§ **Task directions**: Go through the entries below and print each one exactly, leaving out pictures.

§ **Records shown**:
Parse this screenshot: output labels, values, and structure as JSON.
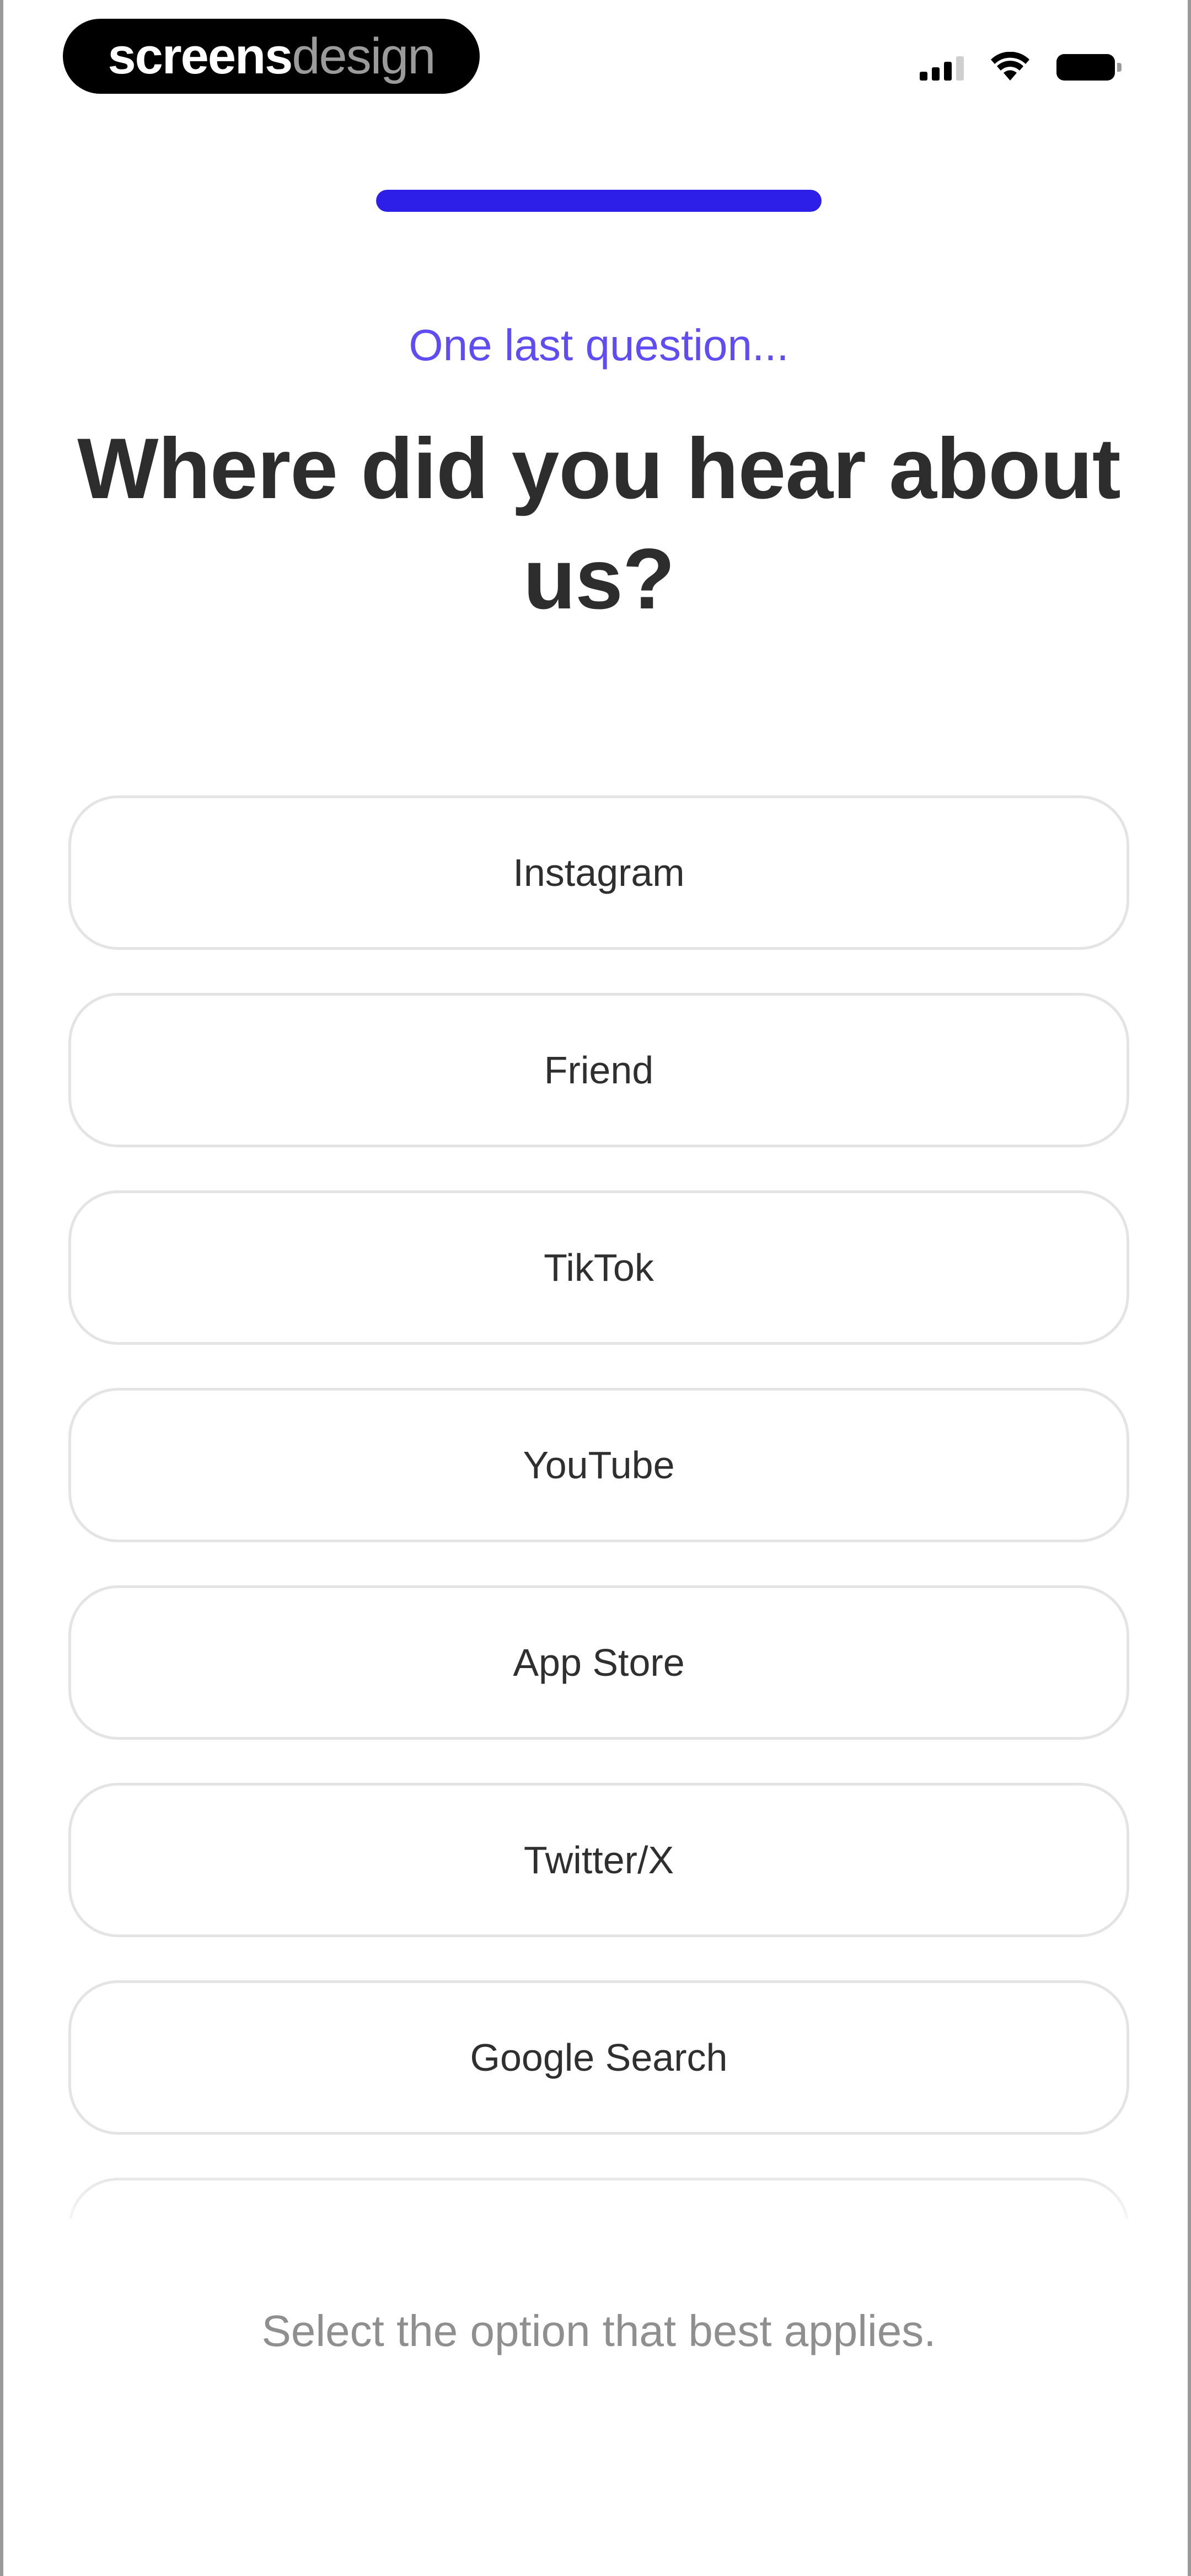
{
  "watermark": {
    "part_bold": "screens",
    "part_light": "design"
  },
  "status_bar": {
    "icons": [
      "signal-icon",
      "wifi-icon",
      "battery-icon"
    ]
  },
  "progress": {
    "fraction": 1.0,
    "color": "#2d1fe8"
  },
  "header": {
    "eyebrow": "One last question...",
    "title": "Where did you hear about us?"
  },
  "options": [
    {
      "label": "Instagram"
    },
    {
      "label": "Friend"
    },
    {
      "label": "TikTok"
    },
    {
      "label": "YouTube"
    },
    {
      "label": "App Store"
    },
    {
      "label": "Twitter/X"
    },
    {
      "label": "Google Search"
    },
    {
      "label": ""
    }
  ],
  "footer": {
    "hint": "Select the option that best applies."
  },
  "colors": {
    "accent": "#5f4cf2",
    "title": "#2d2d2d",
    "border": "#e4e4e4"
  }
}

§ **Finished answer**:
Parse this screenshot: output labels, values, and structure as JSON.
{
  "watermark": {
    "part_bold": "screens",
    "part_light": "design"
  },
  "status_bar": {
    "icons": [
      "signal-icon",
      "wifi-icon",
      "battery-icon"
    ]
  },
  "progress": {
    "fraction": 1.0,
    "color": "#2d1fe8"
  },
  "header": {
    "eyebrow": "One last question...",
    "title": "Where did you hear about us?"
  },
  "options": [
    {
      "label": "Instagram"
    },
    {
      "label": "Friend"
    },
    {
      "label": "TikTok"
    },
    {
      "label": "YouTube"
    },
    {
      "label": "App Store"
    },
    {
      "label": "Twitter/X"
    },
    {
      "label": "Google Search"
    },
    {
      "label": ""
    }
  ],
  "footer": {
    "hint": "Select the option that best applies."
  },
  "colors": {
    "accent": "#5f4cf2",
    "title": "#2d2d2d",
    "border": "#e4e4e4"
  }
}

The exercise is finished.